> _PAGE TEXT_:
# # #
During 23 years with the BBC, and in a 42 year journalistic career (when he was trained to use clear and simple language, avoiding jargon), for our Editor, Welshman Phil Parry, covering sad details of marriage failures was a mainstay of his journalism – with a rise in break ups reported during holiday periods, as are now approaching, because families are cooped up together and arguments frequently break out. This is highlighted by a new book today about the effect on children.

 

Unfortunately journalists like me thrive on bad news.

It is a fact that something which might be TERRIBLE for the parties concerned (like a car crash or divorce) regrettably makes good copy.

When I started in journalism in 1983 on the South Wales Echo (SWE) (then the biggest paper produced in Wales), a staple task was to ring up the Marriage Guidance Council (as it was before it changed the name to ‘Relate’) after Christmas or Easter to find out how many couples had contacted them asking for help.

Journalists always used to have to ring up the Marriage Guidance Council

Most long-term couples were married then, rather than simply living together, but during a holiday period they would be at home, realise they didn’t actually like the other person, so they would seek help in sorting it out or file for divorce.

It used to be thought that a divorce was in fact BETTER for children, because it was worse to live in a household where the parents were rowing all the time, but this is no longer the case.
# # #
> _PROVIDED DATA_:
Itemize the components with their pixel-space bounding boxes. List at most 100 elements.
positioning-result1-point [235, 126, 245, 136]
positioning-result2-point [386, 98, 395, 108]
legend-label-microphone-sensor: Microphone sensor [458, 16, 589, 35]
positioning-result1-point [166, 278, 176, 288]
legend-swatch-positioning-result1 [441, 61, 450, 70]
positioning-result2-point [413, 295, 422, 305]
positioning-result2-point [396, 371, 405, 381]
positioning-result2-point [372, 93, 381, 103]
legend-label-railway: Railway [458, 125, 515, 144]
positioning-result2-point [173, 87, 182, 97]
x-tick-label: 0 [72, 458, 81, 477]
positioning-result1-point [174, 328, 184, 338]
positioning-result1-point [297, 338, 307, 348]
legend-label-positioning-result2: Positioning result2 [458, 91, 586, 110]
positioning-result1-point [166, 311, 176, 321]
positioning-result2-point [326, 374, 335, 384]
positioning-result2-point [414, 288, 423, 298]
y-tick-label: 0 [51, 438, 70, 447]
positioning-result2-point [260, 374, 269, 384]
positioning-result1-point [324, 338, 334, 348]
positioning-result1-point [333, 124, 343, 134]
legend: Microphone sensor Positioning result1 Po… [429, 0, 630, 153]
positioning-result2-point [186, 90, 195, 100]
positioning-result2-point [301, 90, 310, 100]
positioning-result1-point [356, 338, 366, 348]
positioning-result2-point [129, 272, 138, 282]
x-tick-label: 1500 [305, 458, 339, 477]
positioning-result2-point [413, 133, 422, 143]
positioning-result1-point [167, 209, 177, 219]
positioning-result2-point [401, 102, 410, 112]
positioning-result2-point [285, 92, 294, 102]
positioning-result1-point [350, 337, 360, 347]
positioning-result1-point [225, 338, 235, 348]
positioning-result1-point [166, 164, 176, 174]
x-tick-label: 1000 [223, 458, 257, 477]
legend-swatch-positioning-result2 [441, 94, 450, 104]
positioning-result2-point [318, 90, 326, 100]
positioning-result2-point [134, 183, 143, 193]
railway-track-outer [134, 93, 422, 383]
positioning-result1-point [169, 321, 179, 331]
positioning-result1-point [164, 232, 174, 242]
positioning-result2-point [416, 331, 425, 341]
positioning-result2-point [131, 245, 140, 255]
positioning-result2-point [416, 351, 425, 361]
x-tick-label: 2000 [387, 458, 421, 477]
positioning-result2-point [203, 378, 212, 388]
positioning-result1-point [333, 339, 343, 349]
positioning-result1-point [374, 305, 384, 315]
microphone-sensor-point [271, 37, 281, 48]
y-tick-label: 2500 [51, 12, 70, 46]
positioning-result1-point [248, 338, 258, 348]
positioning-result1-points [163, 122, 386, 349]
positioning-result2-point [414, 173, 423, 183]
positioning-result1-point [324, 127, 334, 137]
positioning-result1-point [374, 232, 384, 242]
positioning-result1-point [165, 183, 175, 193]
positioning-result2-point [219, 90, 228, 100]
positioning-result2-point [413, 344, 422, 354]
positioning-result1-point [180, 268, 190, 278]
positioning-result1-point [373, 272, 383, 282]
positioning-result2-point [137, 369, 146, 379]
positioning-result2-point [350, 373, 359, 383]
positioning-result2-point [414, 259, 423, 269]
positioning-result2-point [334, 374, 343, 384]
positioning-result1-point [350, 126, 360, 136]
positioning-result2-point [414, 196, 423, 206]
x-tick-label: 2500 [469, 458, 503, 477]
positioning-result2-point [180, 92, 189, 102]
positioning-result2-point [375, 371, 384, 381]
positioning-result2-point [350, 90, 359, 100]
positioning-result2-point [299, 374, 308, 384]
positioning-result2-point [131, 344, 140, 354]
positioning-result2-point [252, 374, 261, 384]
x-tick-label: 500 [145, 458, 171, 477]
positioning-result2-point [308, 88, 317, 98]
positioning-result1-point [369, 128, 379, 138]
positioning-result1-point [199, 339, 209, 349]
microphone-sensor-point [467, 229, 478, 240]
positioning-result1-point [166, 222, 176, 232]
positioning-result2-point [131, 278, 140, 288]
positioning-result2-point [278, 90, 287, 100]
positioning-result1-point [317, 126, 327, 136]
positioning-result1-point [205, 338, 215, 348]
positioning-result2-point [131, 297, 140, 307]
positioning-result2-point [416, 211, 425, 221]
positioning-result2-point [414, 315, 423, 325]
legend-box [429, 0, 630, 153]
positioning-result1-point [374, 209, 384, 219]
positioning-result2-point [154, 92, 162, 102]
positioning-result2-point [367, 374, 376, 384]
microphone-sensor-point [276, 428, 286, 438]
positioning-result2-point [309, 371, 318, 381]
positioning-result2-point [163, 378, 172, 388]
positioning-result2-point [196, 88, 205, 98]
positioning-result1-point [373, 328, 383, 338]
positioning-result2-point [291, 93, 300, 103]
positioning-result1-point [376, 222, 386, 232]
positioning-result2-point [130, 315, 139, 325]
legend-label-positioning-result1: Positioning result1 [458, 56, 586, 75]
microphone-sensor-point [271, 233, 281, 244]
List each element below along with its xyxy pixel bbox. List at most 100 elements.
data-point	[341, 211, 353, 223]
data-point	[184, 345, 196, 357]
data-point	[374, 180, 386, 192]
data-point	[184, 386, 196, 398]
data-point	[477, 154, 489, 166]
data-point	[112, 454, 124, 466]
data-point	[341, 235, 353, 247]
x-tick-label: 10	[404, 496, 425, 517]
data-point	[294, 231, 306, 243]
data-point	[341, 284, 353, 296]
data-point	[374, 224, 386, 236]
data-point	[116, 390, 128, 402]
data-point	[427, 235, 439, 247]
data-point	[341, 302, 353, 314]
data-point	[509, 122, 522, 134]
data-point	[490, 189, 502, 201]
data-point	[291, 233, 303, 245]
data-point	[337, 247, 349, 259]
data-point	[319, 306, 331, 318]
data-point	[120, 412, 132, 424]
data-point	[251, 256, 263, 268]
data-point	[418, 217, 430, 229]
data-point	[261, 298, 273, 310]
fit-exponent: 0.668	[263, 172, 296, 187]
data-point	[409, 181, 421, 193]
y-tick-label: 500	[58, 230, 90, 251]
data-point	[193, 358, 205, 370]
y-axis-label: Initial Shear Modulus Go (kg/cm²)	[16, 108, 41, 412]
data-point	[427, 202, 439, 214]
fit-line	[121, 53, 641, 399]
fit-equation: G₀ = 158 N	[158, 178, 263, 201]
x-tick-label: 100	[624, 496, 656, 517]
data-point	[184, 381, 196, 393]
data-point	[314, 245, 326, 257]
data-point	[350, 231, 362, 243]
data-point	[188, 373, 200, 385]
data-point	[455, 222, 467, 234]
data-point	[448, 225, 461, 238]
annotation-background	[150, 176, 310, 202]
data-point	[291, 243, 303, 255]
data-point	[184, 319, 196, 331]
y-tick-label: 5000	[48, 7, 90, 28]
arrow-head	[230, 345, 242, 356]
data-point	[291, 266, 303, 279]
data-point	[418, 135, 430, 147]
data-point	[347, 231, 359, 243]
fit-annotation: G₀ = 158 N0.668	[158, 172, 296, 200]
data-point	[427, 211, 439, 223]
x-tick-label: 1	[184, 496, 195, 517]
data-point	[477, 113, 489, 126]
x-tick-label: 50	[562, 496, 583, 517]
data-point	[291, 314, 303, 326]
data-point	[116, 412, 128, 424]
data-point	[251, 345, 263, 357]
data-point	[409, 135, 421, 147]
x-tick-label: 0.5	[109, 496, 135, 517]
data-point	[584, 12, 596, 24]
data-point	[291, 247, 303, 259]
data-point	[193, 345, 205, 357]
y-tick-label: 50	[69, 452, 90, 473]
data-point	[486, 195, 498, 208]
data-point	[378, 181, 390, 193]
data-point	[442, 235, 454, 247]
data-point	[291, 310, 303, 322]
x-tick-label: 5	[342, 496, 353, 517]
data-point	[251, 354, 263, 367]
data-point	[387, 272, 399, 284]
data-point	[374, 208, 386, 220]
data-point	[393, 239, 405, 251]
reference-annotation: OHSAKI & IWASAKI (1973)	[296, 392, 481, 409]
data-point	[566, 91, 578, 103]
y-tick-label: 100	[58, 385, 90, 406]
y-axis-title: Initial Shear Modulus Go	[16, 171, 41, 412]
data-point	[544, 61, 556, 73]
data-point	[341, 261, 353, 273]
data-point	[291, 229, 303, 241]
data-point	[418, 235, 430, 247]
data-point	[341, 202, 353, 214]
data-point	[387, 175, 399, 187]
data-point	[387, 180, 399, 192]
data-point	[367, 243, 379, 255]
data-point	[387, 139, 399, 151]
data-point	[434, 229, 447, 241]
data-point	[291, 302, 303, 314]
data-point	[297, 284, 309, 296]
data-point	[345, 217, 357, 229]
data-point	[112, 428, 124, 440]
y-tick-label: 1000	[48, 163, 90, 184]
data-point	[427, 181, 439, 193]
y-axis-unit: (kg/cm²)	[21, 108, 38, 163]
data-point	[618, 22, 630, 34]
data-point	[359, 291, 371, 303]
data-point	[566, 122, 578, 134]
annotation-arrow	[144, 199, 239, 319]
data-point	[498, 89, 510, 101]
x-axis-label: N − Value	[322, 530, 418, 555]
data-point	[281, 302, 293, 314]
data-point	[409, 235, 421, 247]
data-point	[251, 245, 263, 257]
# # #
> _REQUESTS_:
1) Reproduce the marriage breakdown text word for word, starting at "Unfortunately journalists like" and ending at "file for divorce.".
2) Take the text about marriage breakdowns further, beginning right after its last sentence.

> _ANSWERS PROVIDED_:
1)
Unfortunately journalists like me thrive on bad news.

It is a fact that something which might be TERRIBLE for the parties concerned (like a car crash or divorce) regrettably makes good copy.

When I started in journalism in 1983 on the South Wales Echo (SWE) (then the biggest paper produced in Wales), a staple task was to ring up the Marriage Guidance Council (as it was before it changed the name to ‘Relate’) after Christmas or Easter to find out how many couples had contacted them asking for help.

Journalists always used to have to ring up the Marriage Guidance Council

Most long-term couples were married then, rather than simply living together, but during a holiday period they would be at home, realise they didn’t actually like the other person, so they would seek help in sorting it out or file for divorce.

2)
So I read with interest a new book putting centre stage the devastating effect on the children concerned.

While divorce rates have slightly declined in recent years, this is from a very high base, and Custody, by Lara Feigel shows that divorce still has a terrible impact on children, and in Wales we know this only too well because the figures reveal it in stark detail.

Despite dropping a bit recently, divorce numbers are still high, with 17.5 per cent of all marriages ending in an official split over the last decade.

In 2023, the rate was 8.5–8.6 per 1,000 married residents, with the highest Welsh rates being in Neath Port Talbot (NPT), Blaenau Gwent (BG), and Denbighshire (D).

A report on this appalling state of affairs, conducted by the family law firm Reiss Edwards Family Law, identified that in the first two areas more than one in six people who have been married are now divorced, or have had their civil partnerships dissolved.

Denbighshire (D) has a divorce rate of 16.66 per cent, only SLIGHTLY lower than Neath Port Talbot (NPT) or Blaenau Gwent (BG), and after these ‘top’ places comes Conwy (C), where 16.49 per cent of once-married people are now divorced.

Falling out of love with someone is common, and now divorce is easier. But at great emotional cost…

Divorce is one of the biggest social transformations of the past century.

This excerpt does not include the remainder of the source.